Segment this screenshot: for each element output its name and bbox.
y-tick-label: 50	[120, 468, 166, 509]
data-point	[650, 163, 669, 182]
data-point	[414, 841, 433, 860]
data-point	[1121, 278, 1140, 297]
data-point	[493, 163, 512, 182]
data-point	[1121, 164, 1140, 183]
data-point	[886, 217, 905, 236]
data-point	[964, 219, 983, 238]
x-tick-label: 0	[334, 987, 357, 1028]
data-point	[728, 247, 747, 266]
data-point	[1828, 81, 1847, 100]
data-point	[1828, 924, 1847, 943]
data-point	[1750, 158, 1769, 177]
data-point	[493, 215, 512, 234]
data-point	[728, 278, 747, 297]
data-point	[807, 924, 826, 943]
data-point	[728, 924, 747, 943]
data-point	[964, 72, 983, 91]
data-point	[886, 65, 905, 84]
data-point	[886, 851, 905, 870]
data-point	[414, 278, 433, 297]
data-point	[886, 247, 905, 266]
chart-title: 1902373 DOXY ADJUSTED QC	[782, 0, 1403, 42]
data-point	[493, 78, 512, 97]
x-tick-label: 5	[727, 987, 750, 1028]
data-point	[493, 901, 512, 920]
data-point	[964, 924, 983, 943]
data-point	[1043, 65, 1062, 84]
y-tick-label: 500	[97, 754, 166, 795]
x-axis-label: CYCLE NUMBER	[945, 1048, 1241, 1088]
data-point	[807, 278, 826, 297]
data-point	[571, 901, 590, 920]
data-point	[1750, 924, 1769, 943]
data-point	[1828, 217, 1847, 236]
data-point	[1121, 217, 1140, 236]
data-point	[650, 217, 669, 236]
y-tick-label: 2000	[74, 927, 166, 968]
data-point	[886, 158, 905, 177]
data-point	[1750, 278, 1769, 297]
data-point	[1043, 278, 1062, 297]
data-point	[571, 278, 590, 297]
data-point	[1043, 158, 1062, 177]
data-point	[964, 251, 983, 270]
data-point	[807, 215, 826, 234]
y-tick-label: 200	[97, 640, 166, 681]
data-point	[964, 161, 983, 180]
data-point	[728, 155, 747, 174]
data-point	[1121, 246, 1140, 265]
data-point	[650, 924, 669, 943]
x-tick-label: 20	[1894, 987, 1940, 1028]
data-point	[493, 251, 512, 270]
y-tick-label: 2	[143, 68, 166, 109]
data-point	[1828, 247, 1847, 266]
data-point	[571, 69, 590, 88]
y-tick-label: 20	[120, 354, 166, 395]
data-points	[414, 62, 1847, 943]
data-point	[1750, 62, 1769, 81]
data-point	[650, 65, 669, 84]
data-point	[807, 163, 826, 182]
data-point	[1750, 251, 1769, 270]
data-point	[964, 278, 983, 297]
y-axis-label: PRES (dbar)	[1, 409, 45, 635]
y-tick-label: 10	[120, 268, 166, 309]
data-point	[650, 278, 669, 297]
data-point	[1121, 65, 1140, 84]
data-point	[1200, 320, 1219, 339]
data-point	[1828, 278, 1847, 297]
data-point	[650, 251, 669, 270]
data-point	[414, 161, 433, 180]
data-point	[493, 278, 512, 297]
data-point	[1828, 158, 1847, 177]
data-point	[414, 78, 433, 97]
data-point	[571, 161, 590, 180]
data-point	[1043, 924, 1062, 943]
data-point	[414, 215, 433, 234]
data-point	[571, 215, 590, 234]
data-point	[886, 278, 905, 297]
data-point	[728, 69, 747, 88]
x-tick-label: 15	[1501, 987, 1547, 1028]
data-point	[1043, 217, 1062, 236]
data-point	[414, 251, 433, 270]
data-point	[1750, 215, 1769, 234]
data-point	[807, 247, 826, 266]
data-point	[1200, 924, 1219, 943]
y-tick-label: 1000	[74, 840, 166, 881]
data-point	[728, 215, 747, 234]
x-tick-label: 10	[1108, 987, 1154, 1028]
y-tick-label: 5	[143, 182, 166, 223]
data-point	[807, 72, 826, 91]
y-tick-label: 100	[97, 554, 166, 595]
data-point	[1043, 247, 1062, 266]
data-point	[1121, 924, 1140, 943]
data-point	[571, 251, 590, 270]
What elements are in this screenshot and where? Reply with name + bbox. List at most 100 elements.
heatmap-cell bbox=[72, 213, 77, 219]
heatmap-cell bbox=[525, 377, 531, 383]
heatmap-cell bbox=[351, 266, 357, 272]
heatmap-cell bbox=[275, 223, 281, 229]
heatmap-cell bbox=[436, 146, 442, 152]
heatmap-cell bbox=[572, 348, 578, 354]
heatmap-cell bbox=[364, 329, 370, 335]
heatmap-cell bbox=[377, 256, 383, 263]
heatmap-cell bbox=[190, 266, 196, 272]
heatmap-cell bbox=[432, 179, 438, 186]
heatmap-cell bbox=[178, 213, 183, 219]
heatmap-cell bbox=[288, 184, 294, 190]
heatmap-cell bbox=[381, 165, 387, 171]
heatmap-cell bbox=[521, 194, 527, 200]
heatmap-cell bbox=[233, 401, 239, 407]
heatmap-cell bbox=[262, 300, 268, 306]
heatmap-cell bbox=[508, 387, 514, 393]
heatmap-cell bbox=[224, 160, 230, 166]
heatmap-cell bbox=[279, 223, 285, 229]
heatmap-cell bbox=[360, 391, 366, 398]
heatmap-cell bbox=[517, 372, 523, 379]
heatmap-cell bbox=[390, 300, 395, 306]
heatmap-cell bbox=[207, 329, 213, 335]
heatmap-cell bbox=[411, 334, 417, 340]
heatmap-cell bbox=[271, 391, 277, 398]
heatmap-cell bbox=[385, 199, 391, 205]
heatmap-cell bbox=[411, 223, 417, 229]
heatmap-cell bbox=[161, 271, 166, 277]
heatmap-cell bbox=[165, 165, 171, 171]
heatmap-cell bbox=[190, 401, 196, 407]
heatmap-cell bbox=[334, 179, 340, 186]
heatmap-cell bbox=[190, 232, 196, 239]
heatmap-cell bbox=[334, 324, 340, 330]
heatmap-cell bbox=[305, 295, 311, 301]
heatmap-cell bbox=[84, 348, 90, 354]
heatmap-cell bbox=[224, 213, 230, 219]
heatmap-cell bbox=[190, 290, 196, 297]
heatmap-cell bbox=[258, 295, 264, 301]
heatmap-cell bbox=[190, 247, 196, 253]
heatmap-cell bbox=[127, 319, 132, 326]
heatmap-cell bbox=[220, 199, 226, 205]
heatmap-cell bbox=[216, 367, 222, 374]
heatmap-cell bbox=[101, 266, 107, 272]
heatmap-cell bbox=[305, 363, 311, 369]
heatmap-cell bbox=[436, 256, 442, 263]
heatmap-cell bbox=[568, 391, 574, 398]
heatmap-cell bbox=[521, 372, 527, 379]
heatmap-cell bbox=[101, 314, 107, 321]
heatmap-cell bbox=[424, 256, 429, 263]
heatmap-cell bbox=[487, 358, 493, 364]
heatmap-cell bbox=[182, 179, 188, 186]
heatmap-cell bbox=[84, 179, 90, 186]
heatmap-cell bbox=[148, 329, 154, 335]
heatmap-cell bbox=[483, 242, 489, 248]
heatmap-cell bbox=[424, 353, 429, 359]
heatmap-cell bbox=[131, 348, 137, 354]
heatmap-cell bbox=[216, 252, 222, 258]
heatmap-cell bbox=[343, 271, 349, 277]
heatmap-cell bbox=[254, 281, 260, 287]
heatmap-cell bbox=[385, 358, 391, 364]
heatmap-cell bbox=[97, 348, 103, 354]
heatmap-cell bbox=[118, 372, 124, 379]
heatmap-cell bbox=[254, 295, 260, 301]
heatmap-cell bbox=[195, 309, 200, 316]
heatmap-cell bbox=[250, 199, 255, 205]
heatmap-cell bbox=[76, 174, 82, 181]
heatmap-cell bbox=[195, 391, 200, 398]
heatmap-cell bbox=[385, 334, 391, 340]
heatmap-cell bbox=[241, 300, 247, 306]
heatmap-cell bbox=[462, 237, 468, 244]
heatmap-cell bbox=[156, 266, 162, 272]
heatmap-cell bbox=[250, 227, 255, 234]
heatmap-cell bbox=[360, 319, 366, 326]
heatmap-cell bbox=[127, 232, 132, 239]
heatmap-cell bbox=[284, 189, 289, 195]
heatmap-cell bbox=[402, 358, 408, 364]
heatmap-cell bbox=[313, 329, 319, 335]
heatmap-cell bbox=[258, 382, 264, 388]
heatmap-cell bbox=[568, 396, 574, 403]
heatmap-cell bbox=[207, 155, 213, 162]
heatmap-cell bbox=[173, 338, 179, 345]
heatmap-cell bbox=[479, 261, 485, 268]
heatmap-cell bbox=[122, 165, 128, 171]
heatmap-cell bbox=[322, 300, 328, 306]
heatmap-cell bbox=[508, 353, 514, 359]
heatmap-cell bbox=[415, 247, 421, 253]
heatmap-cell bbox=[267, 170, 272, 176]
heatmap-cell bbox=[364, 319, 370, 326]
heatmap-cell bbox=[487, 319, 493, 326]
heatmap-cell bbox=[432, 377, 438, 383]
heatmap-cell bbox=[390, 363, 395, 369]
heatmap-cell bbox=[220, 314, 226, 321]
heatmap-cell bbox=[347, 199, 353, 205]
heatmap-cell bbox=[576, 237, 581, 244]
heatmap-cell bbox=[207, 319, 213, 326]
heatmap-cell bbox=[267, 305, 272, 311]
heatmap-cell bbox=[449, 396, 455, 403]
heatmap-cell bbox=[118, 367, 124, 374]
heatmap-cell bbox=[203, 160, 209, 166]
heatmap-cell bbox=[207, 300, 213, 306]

課題: 項目の冒頭から「754, 166, 795]」を含む行までを、空行を除いて、「番号」列と「行」列からなるMarkdownの表に書き直しなさい。

解答:
| 番号 | 行 |
|---|---|
| 1 | Segment this screenshot: for each element output its name and bbox. |
| 2 | y-tick-label: 50	[120, 468, 166, 509] |
| 3 | data-point	[650, 163, 669, 182] |
| 4 | data-point	[414, 841, 433, 860] |
| 5 | data-point	[1121, 278, 1140, 297] |
| 6 | data-point	[493, 163, 512, 182] |
| 7 | data-point	[1121, 164, 1140, 183] |
| 8 | data-point	[886, 217, 905, 236] |
| 9 | data-point	[964, 219, 983, 238] |
| 10 | x-tick-label: 0	[334, 987, 357, 1028] |
| 11 | data-point	[728, 247, 747, 266] |
| 12 | data-point	[1828, 81, 1847, 100] |
| 13 | data-point	[1828, 924, 1847, 943] |
| 14 | data-point	[1750, 158, 1769, 177] |
| 15 | data-point	[493, 215, 512, 234] |
| 16 | data-point	[728, 278, 747, 297] |
| 17 | data-point	[807, 924, 826, 943] |
| 18 | data-point	[728, 924, 747, 943] |
| 19 | data-point	[964, 72, 983, 91] |
| 20 | data-point	[886, 65, 905, 84] |
| 21 | data-point	[886, 851, 905, 870] |
| 22 | data-point	[414, 278, 433, 297] |
| 23 | data-point	[886, 247, 905, 266] |
| 24 | chart-title: 1902373 DOXY ADJUSTED QC	[782, 0, 1403, 42] |
| 25 | data-point	[493, 78, 512, 97] |
| 26 | x-tick-label: 5	[727, 987, 750, 1028] |
| 27 | data-point	[493, 901, 512, 920] |
| 28 | data-point	[964, 924, 983, 943] |
| 29 | data-point	[1043, 65, 1062, 84] |
| 30 | y-tick-label: 500	[97, 754, 166, 795] |